Supplied material –
* begin *
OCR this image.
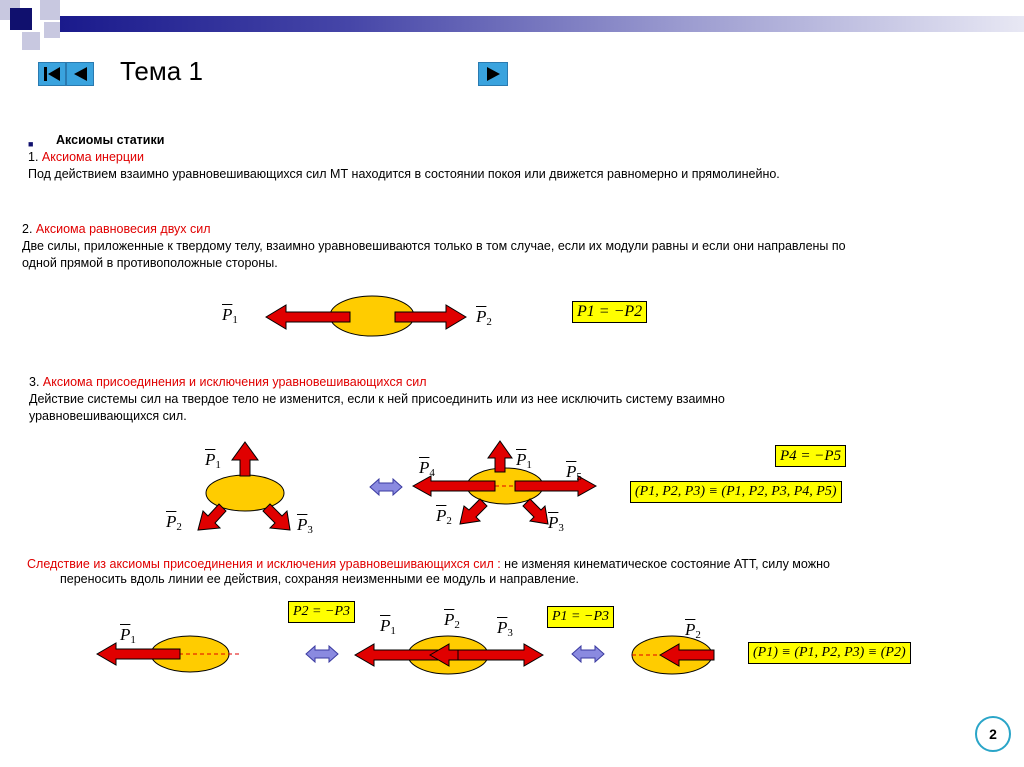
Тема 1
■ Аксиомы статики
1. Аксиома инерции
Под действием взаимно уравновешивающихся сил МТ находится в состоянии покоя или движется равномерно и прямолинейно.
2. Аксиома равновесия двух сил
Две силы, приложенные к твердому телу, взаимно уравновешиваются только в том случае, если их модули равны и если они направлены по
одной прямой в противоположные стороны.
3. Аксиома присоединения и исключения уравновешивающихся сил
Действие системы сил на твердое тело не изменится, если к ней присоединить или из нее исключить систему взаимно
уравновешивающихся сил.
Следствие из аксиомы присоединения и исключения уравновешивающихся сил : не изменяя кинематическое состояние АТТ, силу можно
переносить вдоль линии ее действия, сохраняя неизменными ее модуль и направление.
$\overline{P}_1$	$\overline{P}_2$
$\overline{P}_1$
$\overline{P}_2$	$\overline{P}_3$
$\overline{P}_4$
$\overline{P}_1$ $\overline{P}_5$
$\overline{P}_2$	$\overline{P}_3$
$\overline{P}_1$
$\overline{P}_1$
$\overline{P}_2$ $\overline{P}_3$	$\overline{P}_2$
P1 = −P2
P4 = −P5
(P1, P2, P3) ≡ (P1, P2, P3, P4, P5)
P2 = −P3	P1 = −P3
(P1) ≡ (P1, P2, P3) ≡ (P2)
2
* end *
* begin *
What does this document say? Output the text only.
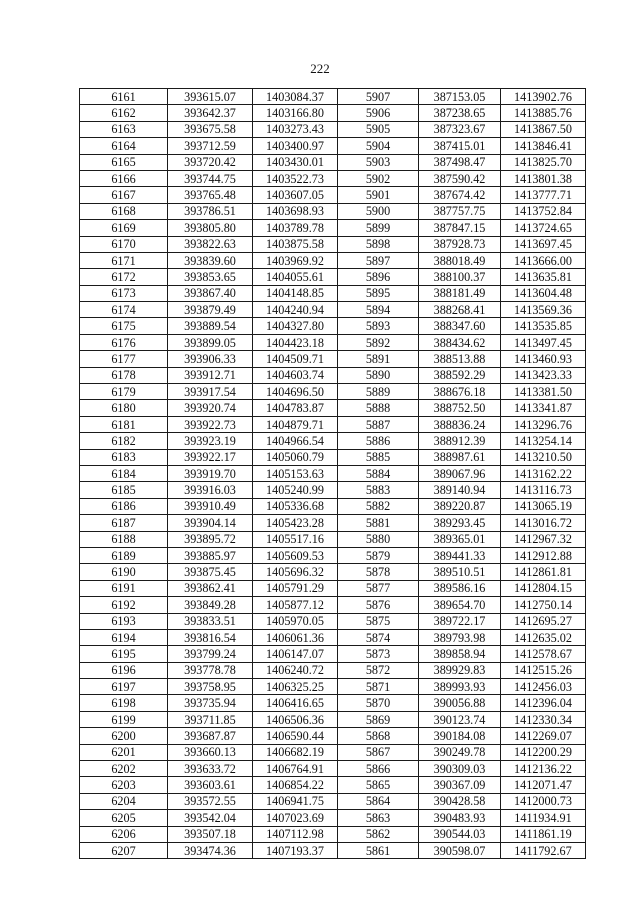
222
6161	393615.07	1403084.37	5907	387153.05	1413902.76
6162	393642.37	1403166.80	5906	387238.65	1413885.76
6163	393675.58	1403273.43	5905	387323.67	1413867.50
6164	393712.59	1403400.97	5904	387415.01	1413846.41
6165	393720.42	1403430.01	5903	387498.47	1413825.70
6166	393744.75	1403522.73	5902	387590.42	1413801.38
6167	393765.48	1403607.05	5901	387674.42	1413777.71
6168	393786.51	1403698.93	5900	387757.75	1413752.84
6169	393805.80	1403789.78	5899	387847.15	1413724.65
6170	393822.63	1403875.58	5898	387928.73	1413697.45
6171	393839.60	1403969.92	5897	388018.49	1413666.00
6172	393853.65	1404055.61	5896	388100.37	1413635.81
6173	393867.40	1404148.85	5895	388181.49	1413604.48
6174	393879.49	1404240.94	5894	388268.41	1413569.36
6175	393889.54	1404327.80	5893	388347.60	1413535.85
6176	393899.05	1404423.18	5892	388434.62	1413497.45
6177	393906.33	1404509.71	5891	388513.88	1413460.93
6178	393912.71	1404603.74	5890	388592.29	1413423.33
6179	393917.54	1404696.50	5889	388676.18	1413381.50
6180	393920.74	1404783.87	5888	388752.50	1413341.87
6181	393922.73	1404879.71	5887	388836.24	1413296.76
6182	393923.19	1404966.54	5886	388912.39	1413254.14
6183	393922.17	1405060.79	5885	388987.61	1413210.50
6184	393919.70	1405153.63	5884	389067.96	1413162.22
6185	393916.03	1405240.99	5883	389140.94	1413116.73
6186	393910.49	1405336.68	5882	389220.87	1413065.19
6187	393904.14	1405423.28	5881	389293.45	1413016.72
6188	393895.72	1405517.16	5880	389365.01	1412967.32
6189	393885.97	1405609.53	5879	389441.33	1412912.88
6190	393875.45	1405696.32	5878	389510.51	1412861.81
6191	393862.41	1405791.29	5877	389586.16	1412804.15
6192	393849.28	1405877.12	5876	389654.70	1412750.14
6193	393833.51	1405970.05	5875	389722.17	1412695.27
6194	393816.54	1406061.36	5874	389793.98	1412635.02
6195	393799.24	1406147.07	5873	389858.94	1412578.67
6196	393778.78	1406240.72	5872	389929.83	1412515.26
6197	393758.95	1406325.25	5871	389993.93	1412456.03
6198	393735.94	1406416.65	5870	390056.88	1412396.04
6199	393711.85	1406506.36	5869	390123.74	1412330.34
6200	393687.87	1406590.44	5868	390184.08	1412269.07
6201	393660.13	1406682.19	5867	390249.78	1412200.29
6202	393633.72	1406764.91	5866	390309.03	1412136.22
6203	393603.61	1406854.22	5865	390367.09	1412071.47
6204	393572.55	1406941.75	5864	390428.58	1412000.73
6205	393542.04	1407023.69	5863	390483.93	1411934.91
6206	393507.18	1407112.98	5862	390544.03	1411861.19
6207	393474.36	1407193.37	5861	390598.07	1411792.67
* end *
Goal –
Check each line of the entries for the string "this". Copy the lines that have it.

Exercise output –
OCR this image.
What does this document say? Output the text only.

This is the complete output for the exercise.